Instructions to follow » Reproduce each line from the records that holds "JSON".
□ □ □
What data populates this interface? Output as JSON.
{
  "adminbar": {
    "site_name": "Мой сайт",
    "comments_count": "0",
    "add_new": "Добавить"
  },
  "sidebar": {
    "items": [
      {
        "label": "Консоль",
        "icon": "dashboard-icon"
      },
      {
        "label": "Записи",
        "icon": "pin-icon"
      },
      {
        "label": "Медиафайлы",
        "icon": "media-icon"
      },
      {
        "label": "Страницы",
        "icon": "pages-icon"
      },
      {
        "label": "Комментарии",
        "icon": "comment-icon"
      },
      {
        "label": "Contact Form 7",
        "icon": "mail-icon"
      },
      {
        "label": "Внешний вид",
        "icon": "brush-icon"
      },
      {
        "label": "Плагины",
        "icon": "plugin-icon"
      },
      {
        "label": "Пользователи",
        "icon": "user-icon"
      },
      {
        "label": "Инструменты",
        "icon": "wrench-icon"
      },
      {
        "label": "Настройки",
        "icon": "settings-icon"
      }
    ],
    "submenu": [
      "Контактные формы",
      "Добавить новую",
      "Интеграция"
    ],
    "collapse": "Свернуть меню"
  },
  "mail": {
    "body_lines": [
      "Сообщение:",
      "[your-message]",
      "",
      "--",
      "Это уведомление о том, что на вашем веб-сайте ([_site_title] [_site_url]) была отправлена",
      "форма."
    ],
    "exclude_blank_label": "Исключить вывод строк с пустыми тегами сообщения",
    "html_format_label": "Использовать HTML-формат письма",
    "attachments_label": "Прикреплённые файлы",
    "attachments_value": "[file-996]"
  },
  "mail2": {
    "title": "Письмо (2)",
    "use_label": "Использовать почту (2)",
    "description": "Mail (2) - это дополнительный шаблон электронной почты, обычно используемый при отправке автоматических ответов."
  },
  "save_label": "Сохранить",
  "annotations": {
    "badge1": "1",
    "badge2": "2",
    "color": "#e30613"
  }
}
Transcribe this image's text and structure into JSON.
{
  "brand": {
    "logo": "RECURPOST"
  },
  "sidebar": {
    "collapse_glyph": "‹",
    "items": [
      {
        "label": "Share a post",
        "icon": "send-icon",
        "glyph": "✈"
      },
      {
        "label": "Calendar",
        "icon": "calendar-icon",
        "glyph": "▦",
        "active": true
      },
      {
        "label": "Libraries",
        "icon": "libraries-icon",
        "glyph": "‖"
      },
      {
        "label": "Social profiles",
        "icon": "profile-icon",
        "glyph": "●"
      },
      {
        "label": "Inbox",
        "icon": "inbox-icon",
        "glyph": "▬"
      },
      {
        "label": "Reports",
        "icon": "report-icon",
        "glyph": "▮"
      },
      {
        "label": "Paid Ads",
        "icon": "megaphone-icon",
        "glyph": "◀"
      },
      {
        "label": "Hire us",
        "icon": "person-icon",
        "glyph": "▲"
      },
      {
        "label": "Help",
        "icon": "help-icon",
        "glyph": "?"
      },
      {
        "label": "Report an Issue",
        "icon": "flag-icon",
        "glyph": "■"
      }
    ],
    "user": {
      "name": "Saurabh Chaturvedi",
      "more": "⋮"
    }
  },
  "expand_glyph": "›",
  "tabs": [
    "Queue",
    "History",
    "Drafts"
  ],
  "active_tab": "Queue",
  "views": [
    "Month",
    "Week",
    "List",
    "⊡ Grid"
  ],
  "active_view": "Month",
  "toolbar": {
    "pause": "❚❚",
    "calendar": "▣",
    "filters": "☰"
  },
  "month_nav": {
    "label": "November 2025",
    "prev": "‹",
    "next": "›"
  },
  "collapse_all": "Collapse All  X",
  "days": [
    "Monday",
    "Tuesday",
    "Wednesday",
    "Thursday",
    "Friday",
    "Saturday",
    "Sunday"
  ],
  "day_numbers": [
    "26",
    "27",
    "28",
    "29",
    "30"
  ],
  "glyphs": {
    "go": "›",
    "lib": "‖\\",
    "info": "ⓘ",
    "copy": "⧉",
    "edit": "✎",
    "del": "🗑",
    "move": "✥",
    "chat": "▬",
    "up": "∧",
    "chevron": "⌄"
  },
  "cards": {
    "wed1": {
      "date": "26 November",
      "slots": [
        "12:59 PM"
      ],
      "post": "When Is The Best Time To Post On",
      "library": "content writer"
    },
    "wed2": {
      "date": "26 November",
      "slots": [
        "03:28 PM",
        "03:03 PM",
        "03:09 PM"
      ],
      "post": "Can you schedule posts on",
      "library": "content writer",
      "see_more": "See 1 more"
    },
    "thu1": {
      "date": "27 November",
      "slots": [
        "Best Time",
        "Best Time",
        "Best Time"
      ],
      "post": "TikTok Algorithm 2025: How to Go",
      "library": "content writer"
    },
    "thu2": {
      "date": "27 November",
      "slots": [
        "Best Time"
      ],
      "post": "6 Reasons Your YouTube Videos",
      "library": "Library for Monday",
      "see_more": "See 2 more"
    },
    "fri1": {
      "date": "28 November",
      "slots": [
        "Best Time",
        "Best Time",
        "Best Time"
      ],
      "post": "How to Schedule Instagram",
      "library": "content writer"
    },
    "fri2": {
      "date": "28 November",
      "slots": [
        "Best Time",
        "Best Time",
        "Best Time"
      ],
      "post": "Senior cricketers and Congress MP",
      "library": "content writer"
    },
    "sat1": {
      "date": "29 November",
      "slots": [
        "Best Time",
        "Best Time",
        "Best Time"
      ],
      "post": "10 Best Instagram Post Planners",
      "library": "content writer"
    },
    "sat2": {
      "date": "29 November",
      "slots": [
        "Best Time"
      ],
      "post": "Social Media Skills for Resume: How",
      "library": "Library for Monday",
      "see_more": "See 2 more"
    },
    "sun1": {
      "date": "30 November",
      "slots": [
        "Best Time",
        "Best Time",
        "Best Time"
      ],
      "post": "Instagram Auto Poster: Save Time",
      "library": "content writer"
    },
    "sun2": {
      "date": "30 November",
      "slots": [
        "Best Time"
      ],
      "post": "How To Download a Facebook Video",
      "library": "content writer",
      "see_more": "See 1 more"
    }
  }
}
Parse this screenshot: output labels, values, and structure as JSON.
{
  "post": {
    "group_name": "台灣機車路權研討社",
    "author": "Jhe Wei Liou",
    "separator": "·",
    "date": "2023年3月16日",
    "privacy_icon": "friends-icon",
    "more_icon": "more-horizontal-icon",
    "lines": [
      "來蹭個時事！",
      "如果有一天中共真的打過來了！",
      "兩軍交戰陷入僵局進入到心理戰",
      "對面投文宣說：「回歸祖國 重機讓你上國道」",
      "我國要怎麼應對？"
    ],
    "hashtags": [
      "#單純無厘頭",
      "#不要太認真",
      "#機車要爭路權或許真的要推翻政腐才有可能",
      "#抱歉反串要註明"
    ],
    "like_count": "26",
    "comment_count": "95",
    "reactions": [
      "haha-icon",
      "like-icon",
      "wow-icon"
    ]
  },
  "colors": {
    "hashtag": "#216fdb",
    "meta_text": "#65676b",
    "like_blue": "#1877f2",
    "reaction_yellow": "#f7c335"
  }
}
□ □ □
Task response »
What data populates this interface? Output as JSON.
Transcribe this image's text and structure into JSON.
Parse this screenshot: output labels, values, and structure as JSON.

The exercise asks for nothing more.